PROBLEM ▸
Only the number is wanted: how many lines of the data contain "Study"?

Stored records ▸
<<<<

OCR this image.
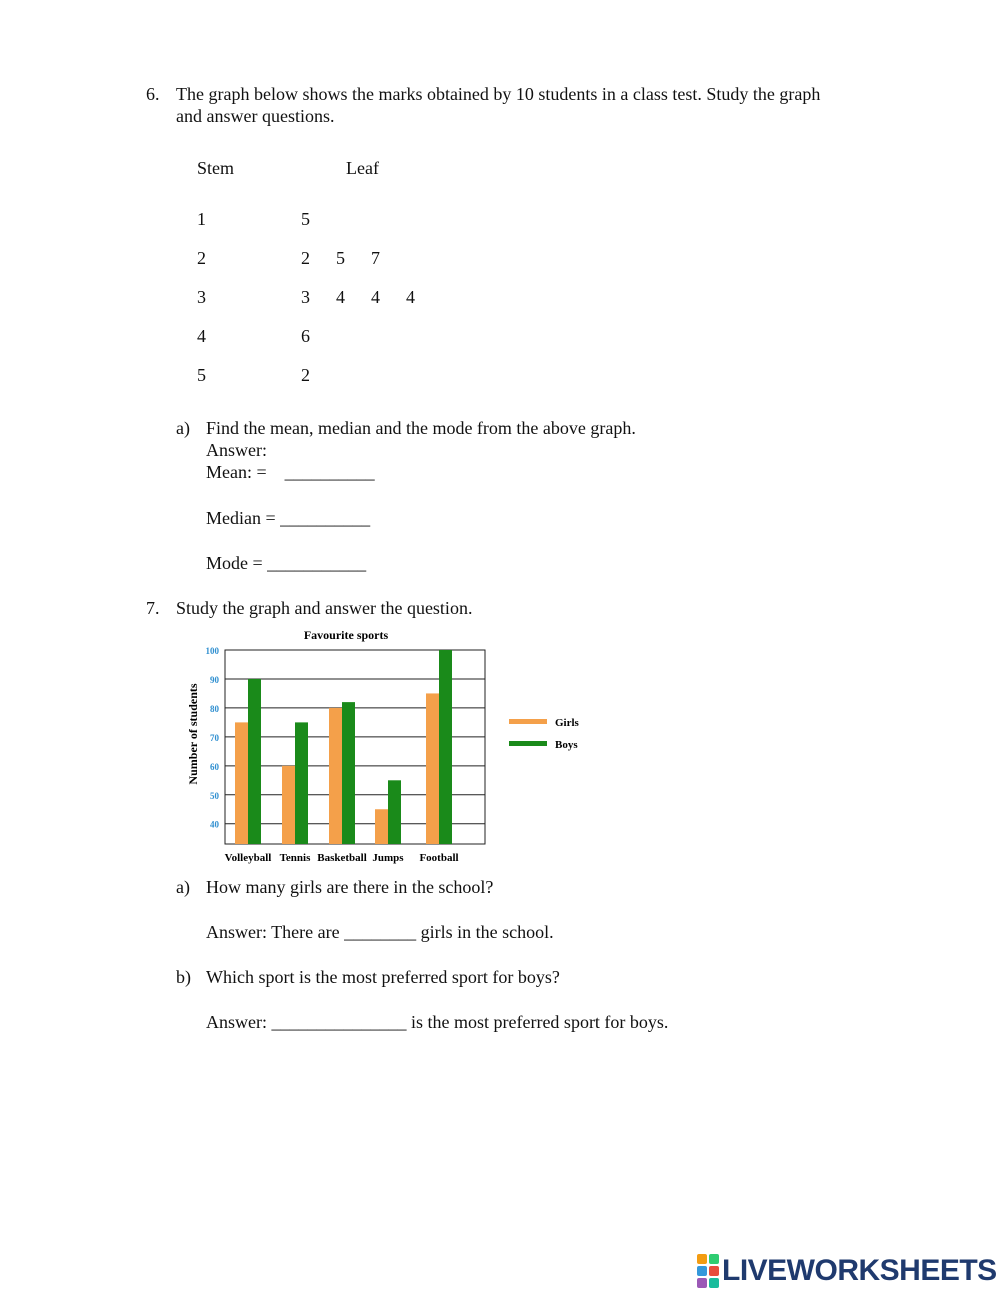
6. The graph below shows the marks obtained by 10 students in a class test. Study the graph
and answer questions.
Stem	Leaf
1	5
2	2 5 7
3	3 4 4 4
4	6
5	2
a) Find the mean, median and the mode from the above graph.
Answer:
Mean: =    __________
Median = __________
Mode = ___________
7. Study the graph and answer the question.
Favourite sports
Number of students
40
50
60
70
80
90
100
Volleyball Tennis Basketball Jumps Football
Girls
Boys
a) How many girls are there in the school?
Answer: There are ________ girls in the school.
b) Which sport is the most preferred sport for boys?
Answer: _______________ is the most preferred sport for boys.
LIVEWORKSHEETS
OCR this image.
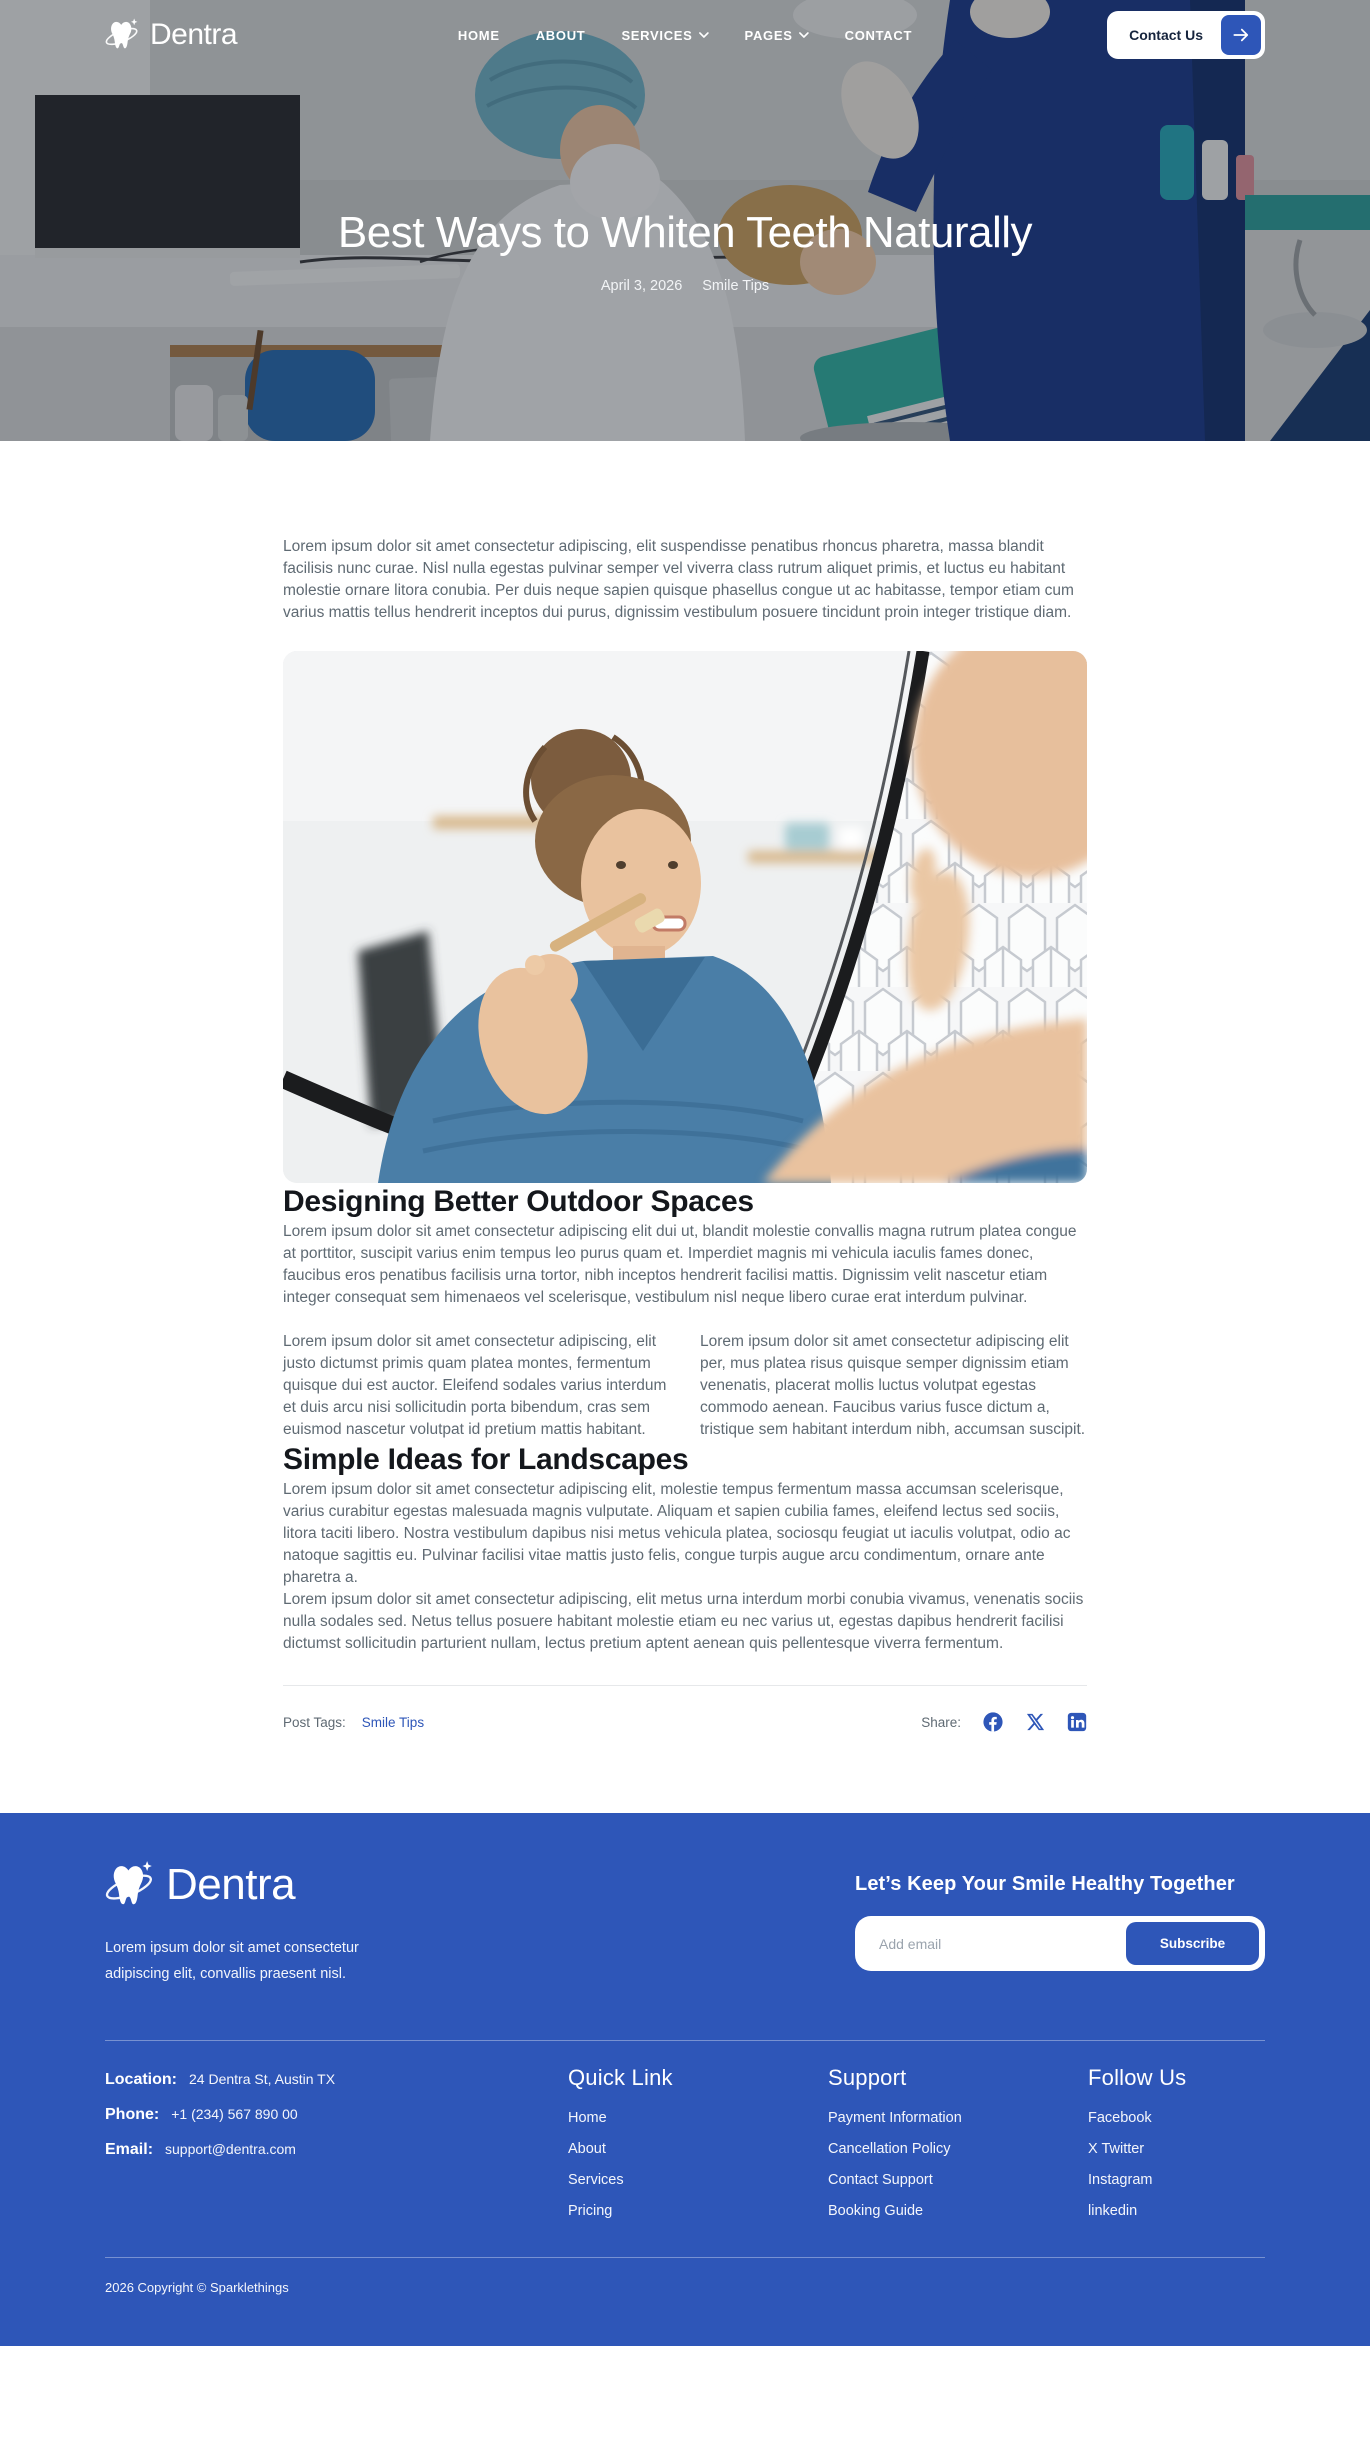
Dentra	HOME	ABOUT	SERVICES	PAGES	CONTACT	Contact Us
Best Ways to Whiten Teeth Naturally
April 3, 2026 Smile Tips

Lorem ipsum dolor sit amet consectetur adipiscing, elit suspendisse penatibus rhoncus pharetra, massa blandit facilisis nunc curae. Nisl nulla egestas pulvinar semper vel viverra class rutrum aliquet primis, et luctus eu habitant molestie ornare litora conubia. Per duis neque sapien quisque phasellus congue ut ac habitasse, tempor etiam cum varius mattis tellus hendrerit inceptos dui purus, dignissim vestibulum posuere tincidunt proin integer tristique diam.

Designing Better Outdoor Spaces

Lorem ipsum dolor sit amet consectetur adipiscing elit dui ut, blandit molestie convallis magna rutrum platea congue at porttitor, suscipit varius enim tempus leo purus quam et. Imperdiet magnis mi vehicula iaculis fames donec, faucibus eros penatibus facilisis urna tortor, nibh inceptos hendrerit facilisi mattis. Dignissim velit nascetur etiam integer consequat sem himenaeos vel scelerisque, vestibulum nisl neque libero curae erat interdum pulvinar.

Lorem ipsum dolor sit amet consectetur adipiscing, elit justo dictumst primis quam platea montes, fermentum quisque dui est auctor. Eleifend sodales varius interdum et duis arcu nisi sollicitudin porta bibendum, cras sem euismod nascetur volutpat id pretium mattis habitant.

Lorem ipsum dolor sit amet consectetur adipiscing elit per, mus platea risus quisque semper dignissim etiam venenatis, placerat mollis luctus volutpat egestas commodo aenean. Faucibus varius fusce dictum a, tristique sem habitant interdum nibh, accumsan suscipit.

Simple Ideas for Landscapes

Lorem ipsum dolor sit amet consectetur adipiscing elit, molestie tempus fermentum massa accumsan scelerisque, varius curabitur egestas malesuada magnis vulputate. Aliquam et sapien cubilia fames, eleifend lectus sed sociis, litora taciti libero. Nostra vestibulum dapibus nisi metus vehicula platea, sociosqu feugiat ut iaculis volutpat, odio ac natoque sagittis eu. Pulvinar facilisi vitae mattis justo felis, congue turpis augue arcu condimentum, ornare ante pharetra a.

Lorem ipsum dolor sit amet consectetur adipiscing, elit metus urna interdum morbi conubia vivamus, venenatis sociis nulla sodales sed. Netus tellus posuere habitant molestie etiam eu nec varius ut, egestas dapibus hendrerit facilisi dictumst sollicitudin parturient nullam, lectus pretium aptent aenean quis pellentesque viverra fermentum.

Post Tags: Smile Tips	Share:
Dentra

Lorem ipsum dolor sit amet consectetur adipiscing elit, convallis praesent nisl.

Let’s Keep Your Smile Healthy Together
Add email
Subscribe
Location: 24 Dentra St, Austin TX
Phone: +1 (234) 567 890 00
Email: support@dentra.com
Quick Link
Home
About
Services
Pricing
Support
Payment Information
Cancellation Policy
Contact Support
Booking Guide
Follow Us
Facebook
X Twitter
Instagram
linkedin
2026 Copyright © Sparklethings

>>>>

OUTPUT FOR THIS EXERCISE ▸
2